Write the material out again exactly.
——————————
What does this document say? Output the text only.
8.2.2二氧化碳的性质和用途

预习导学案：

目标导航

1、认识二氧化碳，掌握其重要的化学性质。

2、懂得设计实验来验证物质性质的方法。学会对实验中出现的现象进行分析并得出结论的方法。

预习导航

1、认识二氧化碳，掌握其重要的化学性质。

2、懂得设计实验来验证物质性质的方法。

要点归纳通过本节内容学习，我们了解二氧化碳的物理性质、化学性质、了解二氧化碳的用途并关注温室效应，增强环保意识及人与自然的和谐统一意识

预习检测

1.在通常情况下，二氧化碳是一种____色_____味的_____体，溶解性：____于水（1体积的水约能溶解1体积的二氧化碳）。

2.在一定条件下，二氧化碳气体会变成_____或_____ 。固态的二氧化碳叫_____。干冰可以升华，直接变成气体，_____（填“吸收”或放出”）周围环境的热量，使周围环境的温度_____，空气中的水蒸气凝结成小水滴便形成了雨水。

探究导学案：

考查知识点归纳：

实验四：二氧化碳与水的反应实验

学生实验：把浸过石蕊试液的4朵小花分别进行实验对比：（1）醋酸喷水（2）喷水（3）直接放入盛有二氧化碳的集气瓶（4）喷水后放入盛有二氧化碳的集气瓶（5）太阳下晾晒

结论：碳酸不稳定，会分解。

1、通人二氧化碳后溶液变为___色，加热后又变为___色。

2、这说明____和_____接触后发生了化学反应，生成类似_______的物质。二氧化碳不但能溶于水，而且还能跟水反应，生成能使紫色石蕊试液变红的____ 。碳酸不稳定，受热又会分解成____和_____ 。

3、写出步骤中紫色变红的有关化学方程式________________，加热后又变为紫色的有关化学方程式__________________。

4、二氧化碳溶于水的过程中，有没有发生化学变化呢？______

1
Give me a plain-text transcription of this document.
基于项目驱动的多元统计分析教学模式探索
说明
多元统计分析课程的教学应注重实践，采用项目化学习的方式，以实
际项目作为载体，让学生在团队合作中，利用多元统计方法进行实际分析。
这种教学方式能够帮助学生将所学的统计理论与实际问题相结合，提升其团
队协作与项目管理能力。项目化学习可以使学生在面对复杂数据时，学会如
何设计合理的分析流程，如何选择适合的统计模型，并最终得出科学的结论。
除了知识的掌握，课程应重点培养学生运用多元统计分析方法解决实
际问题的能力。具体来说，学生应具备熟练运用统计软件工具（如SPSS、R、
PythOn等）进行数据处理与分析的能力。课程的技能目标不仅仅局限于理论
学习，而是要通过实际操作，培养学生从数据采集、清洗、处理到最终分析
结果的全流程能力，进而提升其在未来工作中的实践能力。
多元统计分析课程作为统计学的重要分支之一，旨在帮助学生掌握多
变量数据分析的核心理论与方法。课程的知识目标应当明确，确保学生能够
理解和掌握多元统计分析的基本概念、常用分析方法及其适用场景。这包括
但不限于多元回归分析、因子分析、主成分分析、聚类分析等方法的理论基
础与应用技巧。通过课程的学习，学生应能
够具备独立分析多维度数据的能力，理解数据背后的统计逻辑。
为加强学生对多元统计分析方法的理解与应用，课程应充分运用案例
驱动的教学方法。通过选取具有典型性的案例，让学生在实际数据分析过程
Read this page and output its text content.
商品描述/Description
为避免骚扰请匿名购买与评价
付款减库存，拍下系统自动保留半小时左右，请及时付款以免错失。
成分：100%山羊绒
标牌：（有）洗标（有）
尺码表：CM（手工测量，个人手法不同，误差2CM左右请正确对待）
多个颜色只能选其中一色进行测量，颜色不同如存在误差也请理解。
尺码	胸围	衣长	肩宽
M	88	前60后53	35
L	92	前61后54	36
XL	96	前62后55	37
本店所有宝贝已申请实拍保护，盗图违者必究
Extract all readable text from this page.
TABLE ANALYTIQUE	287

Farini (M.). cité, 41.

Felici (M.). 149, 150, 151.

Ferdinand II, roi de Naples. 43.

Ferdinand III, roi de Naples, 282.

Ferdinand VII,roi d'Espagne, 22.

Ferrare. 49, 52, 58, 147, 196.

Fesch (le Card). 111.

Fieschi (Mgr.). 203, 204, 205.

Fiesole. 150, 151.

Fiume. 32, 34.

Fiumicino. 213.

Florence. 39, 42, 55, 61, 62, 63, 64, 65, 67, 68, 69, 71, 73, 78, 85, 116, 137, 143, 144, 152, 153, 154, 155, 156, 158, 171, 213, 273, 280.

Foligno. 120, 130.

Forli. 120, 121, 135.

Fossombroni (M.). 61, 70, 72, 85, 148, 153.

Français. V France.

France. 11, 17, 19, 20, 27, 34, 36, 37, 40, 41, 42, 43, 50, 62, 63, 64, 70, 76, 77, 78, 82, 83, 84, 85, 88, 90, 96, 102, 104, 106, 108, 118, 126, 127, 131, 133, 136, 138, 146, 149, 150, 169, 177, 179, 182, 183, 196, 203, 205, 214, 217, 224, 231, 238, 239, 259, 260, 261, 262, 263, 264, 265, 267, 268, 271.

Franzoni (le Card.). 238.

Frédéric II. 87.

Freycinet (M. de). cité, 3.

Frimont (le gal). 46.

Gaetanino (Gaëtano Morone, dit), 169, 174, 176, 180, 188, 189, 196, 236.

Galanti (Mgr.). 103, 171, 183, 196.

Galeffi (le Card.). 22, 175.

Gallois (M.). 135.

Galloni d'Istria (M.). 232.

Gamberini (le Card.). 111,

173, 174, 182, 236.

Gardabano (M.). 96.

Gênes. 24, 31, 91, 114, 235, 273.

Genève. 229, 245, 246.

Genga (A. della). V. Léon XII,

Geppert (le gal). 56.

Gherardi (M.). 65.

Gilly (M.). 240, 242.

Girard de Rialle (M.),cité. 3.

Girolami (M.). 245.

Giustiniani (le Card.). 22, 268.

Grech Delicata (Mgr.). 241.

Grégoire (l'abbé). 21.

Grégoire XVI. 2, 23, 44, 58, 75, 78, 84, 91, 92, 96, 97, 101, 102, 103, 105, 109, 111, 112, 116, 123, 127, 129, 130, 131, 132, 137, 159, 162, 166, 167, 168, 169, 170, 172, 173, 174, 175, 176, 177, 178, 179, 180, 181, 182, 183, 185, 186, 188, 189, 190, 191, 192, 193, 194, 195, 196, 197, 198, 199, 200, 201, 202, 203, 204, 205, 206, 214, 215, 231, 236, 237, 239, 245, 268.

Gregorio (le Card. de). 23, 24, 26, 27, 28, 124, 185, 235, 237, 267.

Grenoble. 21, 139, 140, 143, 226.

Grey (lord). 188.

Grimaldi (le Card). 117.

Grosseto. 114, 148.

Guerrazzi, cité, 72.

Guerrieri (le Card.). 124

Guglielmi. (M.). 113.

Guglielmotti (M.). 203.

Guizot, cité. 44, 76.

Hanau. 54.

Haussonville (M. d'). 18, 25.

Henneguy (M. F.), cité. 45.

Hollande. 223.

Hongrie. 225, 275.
——————————
● **Solution for this task**
What does this document say? Output the text only.
8.2.2二氧化碳的性质和用途

预习导学案：

目标导航

1、认识二氧化碳，掌握其重要的化学性质。

2、懂得设计实验来验证物质性质的方法。学会对实验中出现的现象进行分析并得出结论的方法。

预习导航

1、认识二氧化碳，掌握其重要的化学性质。

2、懂得设计实验来验证物质性质的方法。

要点归纳通过本节内容学习，我们了解二氧化碳的物理性质、化学性质、了解二氧化碳的用途并关注温室效应，增强环保意识及人与自然的和谐统一意识

预习检测

1.在通常情况下，二氧化碳是一种____色_____味的_____体，溶解性：____于水（1体积的水约能溶解1体积的二氧化碳）。

2.在一定条件下，二氧化碳气体会变成_____或_____ 。固态的二氧化碳叫_____。干冰可以升华，直接变成气体，_____（填“吸收”或放出”）周围环境的热量，使周围环境的温度_____，空气中的水蒸气凝结成小水滴便形成了雨水。

探究导学案：

考查知识点归纳：

实验四：二氧化碳与水的反应实验

学生实验：把浸过石蕊试液的4朵小花分别进行实验对比：（1）醋酸喷水（2）喷水（3）直接放入盛有二氧化碳的集气瓶（4）喷水后放入盛有二氧化碳的集气瓶（5）太阳下晾晒

结论：碳酸不稳定，会分解。

1、通人二氧化碳后溶液变为___色，加热后又变为___色。

2、这说明____和_____接触后发生了化学反应，生成类似_______的物质。二氧化碳不但能溶于水，而且还能跟水反应，生成能使紫色石蕊试液变红的____ 。碳酸不稳定，受热又会分解成____和_____ 。

3、写出步骤中紫色变红的有关化学方程式________________，加热后又变为紫色的有关化学方程式__________________。

4、二氧化碳溶于水的过程中，有没有发生化学变化呢？______

1
Give me a plain-text transcription of this document.
基于项目驱动的多元统计分析教学模式探索
说明
多元统计分析课程的教学应注重实践，采用项目化学习的方式，以实
际项目作为载体，让学生在团队合作中，利用多元统计方法进行实际分析。
这种教学方式能够帮助学生将所学的统计理论与实际问题相结合，提升其团
队协作与项目管理能力。项目化学习可以使学生在面对复杂数据时，学会如
何设计合理的分析流程，如何选择适合的统计模型，并最终得出科学的结论。
除了知识的掌握，课程应重点培养学生运用多元统计分析方法解决实
际问题的能力。具体来说，学生应具备熟练运用统计软件工具（如SPSS、R、
PythOn等）进行数据处理与分析的能力。课程的技能目标不仅仅局限于理论
学习，而是要通过实际操作，培养学生从数据采集、清洗、处理到最终分析
结果的全流程能力，进而提升其在未来工作中的实践能力。
多元统计分析课程作为统计学的重要分支之一，旨在帮助学生掌握多
变量数据分析的核心理论与方法。课程的知识目标应当明确，确保学生能够
理解和掌握多元统计分析的基本概念、常用分析方法及其适用场景。这包括
但不限于多元回归分析、因子分析、主成分分析、聚类分析等方法的理论基
础与应用技巧。通过课程的学习，学生应能
够具备独立分析多维度数据的能力，理解数据背后的统计逻辑。
为加强学生对多元统计分析方法的理解与应用，课程应充分运用案例
驱动的教学方法。通过选取具有典型性的案例，让学生在实际数据分析过程
Read this page and output its text content.
商品描述/Description
为避免骚扰请匿名购买与评价
付款减库存，拍下系统自动保留半小时左右，请及时付款以免错失。
成分：100%山羊绒
标牌：（有）洗标（有）
尺码表：CM（手工测量，个人手法不同，误差2CM左右请正确对待）
多个颜色只能选其中一色进行测量，颜色不同如存在误差也请理解。
尺码	胸围	衣长	肩宽
M	88	前60后53	35
L	92	前61后54	36
XL	96	前62后55	37
本店所有宝贝已申请实拍保护，盗图违者必究
Extract all readable text from this page.
TABLE ANALYTIQUE	287

Farini (M.). cité, 41.

Felici (M.). 149, 150, 151.

Ferdinand II, roi de Naples. 43.

Ferdinand III, roi de Naples, 282.

Ferdinand VII,roi d'Espagne, 22.

Ferrare. 49, 52, 58, 147, 196.

Fesch (le Card). 111.

Fieschi (Mgr.). 203, 204, 205.

Fiesole. 150, 151.

Fiume. 32, 34.

Fiumicino. 213.

Florence. 39, 42, 55, 61, 62, 63, 64, 65, 67, 68, 69, 71, 73, 78, 85, 116, 137, 143, 144, 152, 153, 154, 155, 156, 158, 171, 213, 273, 280.

Foligno. 120, 130.

Forli. 120, 121, 135.

Fossombroni (M.). 61, 70, 72, 85, 148, 153.

Français. V France.

France. 11, 17, 19, 20, 27, 34, 36, 37, 40, 41, 42, 43, 50, 62, 63, 64, 70, 76, 77, 78, 82, 83, 84, 85, 88, 90, 96, 102, 104, 106, 108, 118, 126, 127, 131, 133, 136, 138, 146, 149, 150, 169, 177, 179, 182, 183, 196, 203, 205, 214, 217, 224, 231, 238, 239, 259, 260, 261, 262, 263, 264, 265, 267, 268, 271.

Franzoni (le Card.). 238.

Frédéric II. 87.

Freycinet (M. de). cité, 3.

Frimont (le gal). 46.

Gaetanino (Gaëtano Morone, dit), 169, 174, 176, 180, 188, 189, 196, 236.

Galanti (Mgr.). 103, 171, 183, 196.

Galeffi (le Card.). 22, 175.

Gallois (M.). 135.

Galloni d'Istria (M.). 232.

Gamberini (le Card.). 111,

173, 174, 182, 236.

Gardabano (M.). 96.

Gênes. 24, 31, 91, 114, 235, 273.

Genève. 229, 245, 246.

Genga (A. della). V. Léon XII,

Geppert (le gal). 56.

Gherardi (M.). 65.

Gilly (M.). 240, 242.

Girard de Rialle (M.),cité. 3.

Girolami (M.). 245.

Giustiniani (le Card.). 22, 268.

Grech Delicata (Mgr.). 241.

Grégoire (l'abbé). 21.

Grégoire XVI. 2, 23, 44, 58, 75, 78, 84, 91, 92, 96, 97, 101, 102, 103, 105, 109, 111, 112, 116, 123, 127, 129, 130, 131, 132, 137, 159, 162, 166, 167, 168, 169, 170, 172, 173, 174, 175, 176, 177, 178, 179, 180, 181, 182, 183, 185, 186, 188, 189, 190, 191, 192, 193, 194, 195, 196, 197, 198, 199, 200, 201, 202, 203, 204, 205, 206, 214, 215, 231, 236, 237, 239, 245, 268.

Gregorio (le Card. de). 23, 24, 26, 27, 28, 124, 185, 235, 237, 267.

Grenoble. 21, 139, 140, 143, 226.

Grey (lord). 188.

Grimaldi (le Card). 117.

Grosseto. 114, 148.

Guerrazzi, cité, 72.

Guerrieri (le Card.). 124

Guglielmi. (M.). 113.

Guglielmotti (M.). 203.

Guizot, cité. 44, 76.

Hanau. 54.

Haussonville (M. d'). 18, 25.

Henneguy (M. F.), cité. 45.

Hollande. 223.

Hongrie. 225, 275.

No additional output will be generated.